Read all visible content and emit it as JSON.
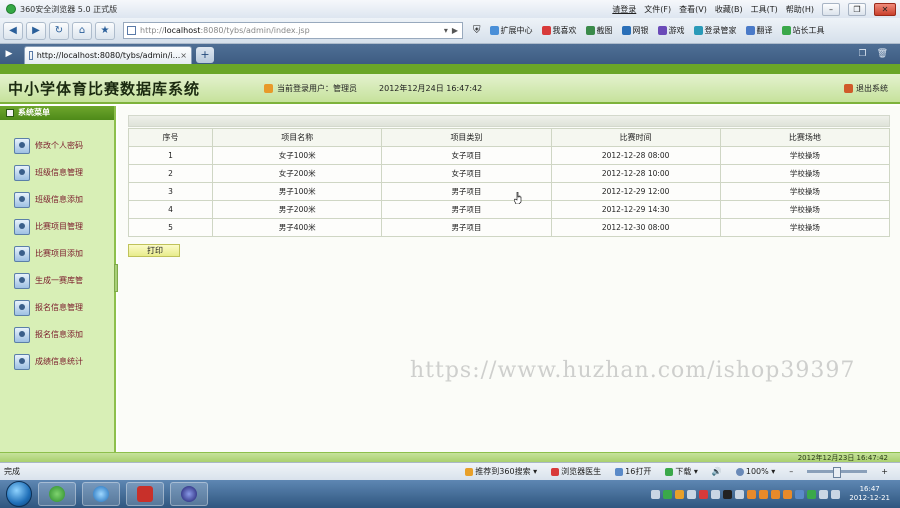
{
  "browser": {
    "title": "360安全浏览器 5.0 正式版",
    "login_link": "请登录",
    "menu": [
      "文件(F)",
      "查看(V)",
      "收藏(B)",
      "工具(T)",
      "帮助(H)"
    ],
    "url_prefix": "http://",
    "url_host": "localhost",
    "url_rest": ":8080/tybs/admin/index.jsp",
    "toolbar": [
      "扩展中心",
      "我喜欢",
      "截图",
      "网银",
      "游戏",
      "登录管家",
      "翻译",
      "站长工具"
    ],
    "tab_title": "http://localhost:8080/tybs/admin/i...",
    "tab_close": "×",
    "new_tab": "+"
  },
  "app": {
    "system_name": "中小学体育比赛数据库系统",
    "current_user_label": "当前登录用户：管理员",
    "datetime": "2012年12月24日  16:47:42",
    "logout": "退出系统",
    "menu_title": "系统菜单",
    "menu_items": [
      "修改个人密码",
      "班级信息管理",
      "班级信息添加",
      "比赛项目管理",
      "比赛项目添加",
      "生成一赛库管",
      "报名信息管理",
      "报名信息添加",
      "成绩信息统计"
    ],
    "footer_datetime": "2012年12月23日  16:47:42"
  },
  "table": {
    "columns": [
      "序号",
      "项目名称",
      "项目类别",
      "比赛时间",
      "比赛场地"
    ],
    "rows": [
      [
        "1",
        "女子100米",
        "女子项目",
        "2012-12-28 08:00",
        "学校操场"
      ],
      [
        "2",
        "女子200米",
        "女子项目",
        "2012-12-28 10:00",
        "学校操场"
      ],
      [
        "3",
        "男子100米",
        "男子项目",
        "2012-12-29 12:00",
        "学校操场"
      ],
      [
        "4",
        "男子200米",
        "男子项目",
        "2012-12-29 14:30",
        "学校操场"
      ],
      [
        "5",
        "男子400米",
        "男子项目",
        "2012-12-30 08:00",
        "学校操场"
      ]
    ],
    "print_button": "打印"
  },
  "watermark": "https://www.huzhan.com/ishop39397",
  "statusbar": {
    "done": "完成",
    "recommend": "推荐到360搜索",
    "doctor": "浏览器医生",
    "opened": "16打开",
    "download": "下载",
    "zoom": "100%"
  },
  "taskbar": {
    "clock_time": "16:47",
    "clock_date": "2012-12-21"
  },
  "colors": {
    "header_green": "#c6e29c",
    "menu_head_green": "#4e8a19",
    "sidebar_bg": "#d8efb6",
    "menu_text": "#7a1a2a"
  }
}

• [Brief]
Write the full listing out again with every line unchanged, but include no pictures.

• [Exercise output]
Read all visible content and emit it as JSON.
{
  "browser": {
    "title": "360安全浏览器 5.0 正式版",
    "login_link": "请登录",
    "menu": [
      "文件(F)",
      "查看(V)",
      "收藏(B)",
      "工具(T)",
      "帮助(H)"
    ],
    "url_prefix": "http://",
    "url_host": "localhost",
    "url_rest": ":8080/tybs/admin/index.jsp",
    "toolbar": [
      "扩展中心",
      "我喜欢",
      "截图",
      "网银",
      "游戏",
      "登录管家",
      "翻译",
      "站长工具"
    ],
    "tab_title": "http://localhost:8080/tybs/admin/i...",
    "tab_close": "×",
    "new_tab": "+"
  },
  "app": {
    "system_name": "中小学体育比赛数据库系统",
    "current_user_label": "当前登录用户：管理员",
    "datetime": "2012年12月24日  16:47:42",
    "logout": "退出系统",
    "menu_title": "系统菜单",
    "menu_items": [
      "修改个人密码",
      "班级信息管理",
      "班级信息添加",
      "比赛项目管理",
      "比赛项目添加",
      "生成一赛库管",
      "报名信息管理",
      "报名信息添加",
      "成绩信息统计"
    ],
    "footer_datetime": "2012年12月23日  16:47:42"
  },
  "table": {
    "columns": [
      "序号",
      "项目名称",
      "项目类别",
      "比赛时间",
      "比赛场地"
    ],
    "rows": [
      [
        "1",
        "女子100米",
        "女子项目",
        "2012-12-28 08:00",
        "学校操场"
      ],
      [
        "2",
        "女子200米",
        "女子项目",
        "2012-12-28 10:00",
        "学校操场"
      ],
      [
        "3",
        "男子100米",
        "男子项目",
        "2012-12-29 12:00",
        "学校操场"
      ],
      [
        "4",
        "男子200米",
        "男子项目",
        "2012-12-29 14:30",
        "学校操场"
      ],
      [
        "5",
        "男子400米",
        "男子项目",
        "2012-12-30 08:00",
        "学校操场"
      ]
    ],
    "print_button": "打印"
  },
  "watermark": "https://www.huzhan.com/ishop39397",
  "statusbar": {
    "done": "完成",
    "recommend": "推荐到360搜索",
    "doctor": "浏览器医生",
    "opened": "16打开",
    "download": "下载",
    "zoom": "100%"
  },
  "taskbar": {
    "clock_time": "16:47",
    "clock_date": "2012-12-21"
  },
  "colors": {
    "header_green": "#c6e29c",
    "menu_head_green": "#4e8a19",
    "sidebar_bg": "#d8efb6",
    "menu_text": "#7a1a2a"
  }
}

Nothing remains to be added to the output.